-- BEGIN --

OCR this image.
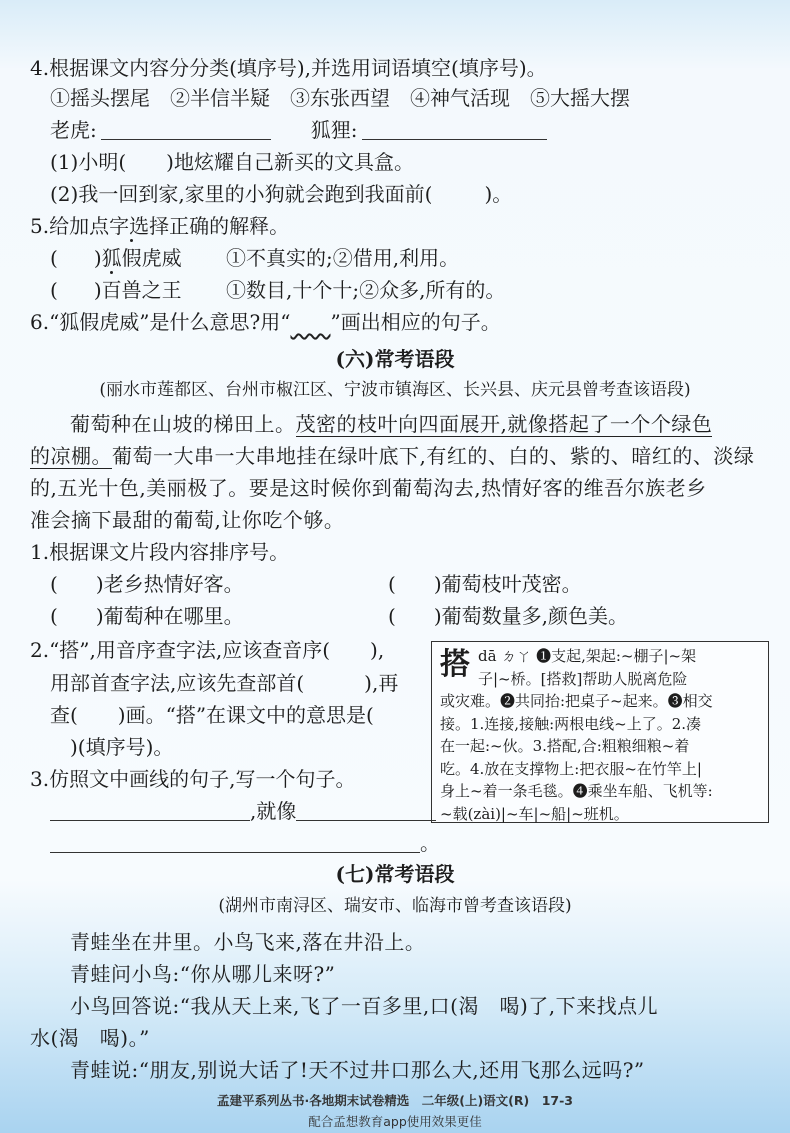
4.根据课文内容分分类(填序号),并选用词语填空(填序号)。
①摇头摆尾　②半信半疑　③东张西望　④神气活现　⑤大摇大摆
老虎:	狐狸:
(1)小明( )地炫耀自己新买的文具盒。
(2)我一回到家,家里的小狗就会跑到我面前(	)。
5.给加点字选择正确的解释。
( )狐假虎威 ①不真实的;②借用,利用。
( )百兽之王 ①数目,十个十;②众多,所有的。
6.“狐假虎威”是什么意思?用“　　 ”画出相应的句子。
(六)常考语段
(丽水市莲都区、台州市椒江区、宁波市镇海区、长兴县、庆元县曾考查该语段)
葡萄种在山坡的梯田上。茂密的枝叶向四面展开,就像搭起了一个个绿色
的凉棚。葡萄一大串一大串地挂在绿叶底下,有红的、白的、紫的、暗红的、淡绿
的,五光十色,美丽极了。要是这时候你到葡萄沟去,热情好客的维吾尔族老乡
准会摘下最甜的葡萄,让你吃个够。
1.根据课文片段内容排序号。
( )老乡热情好客。	( )葡萄枝叶茂密。
( )葡萄种在哪里。	( )葡萄数量多,颜色美。
2.“搭”,用音序查字法,应该查音序(　　),
用部首查字法,应该先查部首(　　　),再
查(　　)画。“搭”在课文中的意思是(
)(填序号)。
搭 dā ㄉㄚ ❶支起,架起:~棚子|~架
子|~桥。[搭救]帮助人脱离危险
或灾难。❷共同抬:把桌子~起来。❸相交
接。1.连接,接触:两根电线~上了。2.凑
在一起:~伙。3.搭配,合:粗粮细粮~着
吃。4.放在支撑物上:把衣服~在竹竿上|
身上~着一条毛毯。❹乘坐车船、飞机等:
~载(zài)|~车|~船|~班机。
3.仿照文中画线的句子,写一个句子。
,就像
。
(七)常考语段
(湖州市南浔区、瑞安市、临海市曾考查该语段)
青蛙坐在井里。小鸟飞来,落在井沿上。
青蛙问小鸟:“你从哪儿来呀?”
小鸟回答说:“我从天上来,飞了一百多里,口(渴　喝)了,下来找点儿
水(渴　喝)。”
青蛙说:“朋友,别说大话了!天不过井口那么大,还用飞那么远吗?”
孟建平系列丛书·各地期末试卷精选　二年级(上)语文(R)　17-3
配合孟想教育app使用效果更佳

-- END --

_Problem to solve_.
Repeat the lines above exactly, and keep every picture out.

_Solution to this task_.
OCR this image.
4.根据课文内容分分类(填序号),并选用词语填空(填序号)。
①摇头摆尾　②半信半疑　③东张西望　④神气活现　⑤大摇大摆
老虎:	狐狸:
(1)小明( )地炫耀自己新买的文具盒。
(2)我一回到家,家里的小狗就会跑到我面前(	)。
5.给加点字选择正确的解释。
( )狐假虎威 ①不真实的;②借用,利用。
( )百兽之王 ①数目,十个十;②众多,所有的。
6.“狐假虎威”是什么意思?用“　　 ”画出相应的句子。
(六)常考语段
(丽水市莲都区、台州市椒江区、宁波市镇海区、长兴县、庆元县曾考查该语段)
葡萄种在山坡的梯田上。茂密的枝叶向四面展开,就像搭起了一个个绿色
的凉棚。葡萄一大串一大串地挂在绿叶底下,有红的、白的、紫的、暗红的、淡绿
的,五光十色,美丽极了。要是这时候你到葡萄沟去,热情好客的维吾尔族老乡
准会摘下最甜的葡萄,让你吃个够。
1.根据课文片段内容排序号。
( )老乡热情好客。	( )葡萄枝叶茂密。
( )葡萄种在哪里。	( )葡萄数量多,颜色美。
2.“搭”,用音序查字法,应该查音序(　　),
用部首查字法,应该先查部首(　　　),再
查(　　)画。“搭”在课文中的意思是(
)(填序号)。
搭 dā ㄉㄚ ❶支起,架起:~棚子|~架
子|~桥。[搭救]帮助人脱离危险
或灾难。❷共同抬:把桌子~起来。❸相交
接。1.连接,接触:两根电线~上了。2.凑
在一起:~伙。3.搭配,合:粗粮细粮~着
吃。4.放在支撑物上:把衣服~在竹竿上|
身上~着一条毛毯。❹乘坐车船、飞机等:
~载(zài)|~车|~船|~班机。
3.仿照文中画线的句子,写一个句子。
,就像
。
(七)常考语段
(湖州市南浔区、瑞安市、临海市曾考查该语段)
青蛙坐在井里。小鸟飞来,落在井沿上。
青蛙问小鸟:“你从哪儿来呀?”
小鸟回答说:“我从天上来,飞了一百多里,口(渴　喝)了,下来找点儿
水(渴　喝)。”
青蛙说:“朋友,别说大话了!天不过井口那么大,还用飞那么远吗?”
孟建平系列丛书·各地期末试卷精选　二年级(上)语文(R)　17-3
配合孟想教育app使用效果更佳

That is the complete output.